[Stored items]
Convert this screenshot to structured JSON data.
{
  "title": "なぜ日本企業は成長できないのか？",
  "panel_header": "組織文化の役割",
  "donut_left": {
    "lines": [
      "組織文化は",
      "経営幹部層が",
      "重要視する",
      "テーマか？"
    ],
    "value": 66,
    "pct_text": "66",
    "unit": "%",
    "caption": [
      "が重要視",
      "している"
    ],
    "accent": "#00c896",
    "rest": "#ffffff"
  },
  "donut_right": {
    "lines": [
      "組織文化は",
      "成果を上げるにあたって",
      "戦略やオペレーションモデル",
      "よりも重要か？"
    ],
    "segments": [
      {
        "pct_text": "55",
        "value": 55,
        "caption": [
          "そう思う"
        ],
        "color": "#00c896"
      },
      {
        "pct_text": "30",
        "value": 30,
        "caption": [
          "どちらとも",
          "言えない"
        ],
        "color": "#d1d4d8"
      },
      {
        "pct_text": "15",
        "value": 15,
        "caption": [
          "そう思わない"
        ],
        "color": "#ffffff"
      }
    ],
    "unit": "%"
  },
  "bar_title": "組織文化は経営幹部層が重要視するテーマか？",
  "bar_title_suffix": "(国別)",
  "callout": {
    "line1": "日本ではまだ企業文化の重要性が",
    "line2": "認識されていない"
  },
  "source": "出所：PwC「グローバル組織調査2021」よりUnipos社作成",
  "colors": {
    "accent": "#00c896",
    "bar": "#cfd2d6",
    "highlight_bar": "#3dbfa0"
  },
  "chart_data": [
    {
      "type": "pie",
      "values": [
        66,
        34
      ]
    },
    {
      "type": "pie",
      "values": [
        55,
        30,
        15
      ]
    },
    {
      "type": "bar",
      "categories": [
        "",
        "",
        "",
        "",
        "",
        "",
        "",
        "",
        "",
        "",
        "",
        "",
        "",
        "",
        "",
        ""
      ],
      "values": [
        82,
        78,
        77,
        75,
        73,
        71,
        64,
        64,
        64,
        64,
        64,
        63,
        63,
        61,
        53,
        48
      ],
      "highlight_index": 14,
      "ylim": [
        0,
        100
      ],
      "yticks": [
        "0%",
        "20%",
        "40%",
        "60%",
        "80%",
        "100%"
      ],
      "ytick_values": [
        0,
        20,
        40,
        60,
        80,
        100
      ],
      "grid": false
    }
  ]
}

_To be done_. Repeat the material above in full, keeping every word.

_Task output_.
Convert this screenshot to structured JSON data.
{
  "title": "なぜ日本企業は成長できないのか？",
  "panel_header": "組織文化の役割",
  "donut_left": {
    "lines": [
      "組織文化は",
      "経営幹部層が",
      "重要視する",
      "テーマか？"
    ],
    "value": 66,
    "pct_text": "66",
    "unit": "%",
    "caption": [
      "が重要視",
      "している"
    ],
    "accent": "#00c896",
    "rest": "#ffffff"
  },
  "donut_right": {
    "lines": [
      "組織文化は",
      "成果を上げるにあたって",
      "戦略やオペレーションモデル",
      "よりも重要か？"
    ],
    "segments": [
      {
        "pct_text": "55",
        "value": 55,
        "caption": [
          "そう思う"
        ],
        "color": "#00c896"
      },
      {
        "pct_text": "30",
        "value": 30,
        "caption": [
          "どちらとも",
          "言えない"
        ],
        "color": "#d1d4d8"
      },
      {
        "pct_text": "15",
        "value": 15,
        "caption": [
          "そう思わない"
        ],
        "color": "#ffffff"
      }
    ],
    "unit": "%"
  },
  "bar_title": "組織文化は経営幹部層が重要視するテーマか？",
  "bar_title_suffix": "(国別)",
  "callout": {
    "line1": "日本ではまだ企業文化の重要性が",
    "line2": "認識されていない"
  },
  "source": "出所：PwC「グローバル組織調査2021」よりUnipos社作成",
  "colors": {
    "accent": "#00c896",
    "bar": "#cfd2d6",
    "highlight_bar": "#3dbfa0"
  },
  "chart_data": [
    {
      "type": "pie",
      "values": [
        66,
        34
      ]
    },
    {
      "type": "pie",
      "values": [
        55,
        30,
        15
      ]
    },
    {
      "type": "bar",
      "categories": [
        "",
        "",
        "",
        "",
        "",
        "",
        "",
        "",
        "",
        "",
        "",
        "",
        "",
        "",
        "",
        ""
      ],
      "values": [
        82,
        78,
        77,
        75,
        73,
        71,
        64,
        64,
        64,
        64,
        64,
        63,
        63,
        61,
        53,
        48
      ],
      "highlight_index": 14,
      "ylim": [
        0,
        100
      ],
      "yticks": [
        "0%",
        "20%",
        "40%",
        "60%",
        "80%",
        "100%"
      ],
      "ytick_values": [
        0,
        20,
        40,
        60,
        80,
        100
      ],
      "grid": false
    }
  ]
}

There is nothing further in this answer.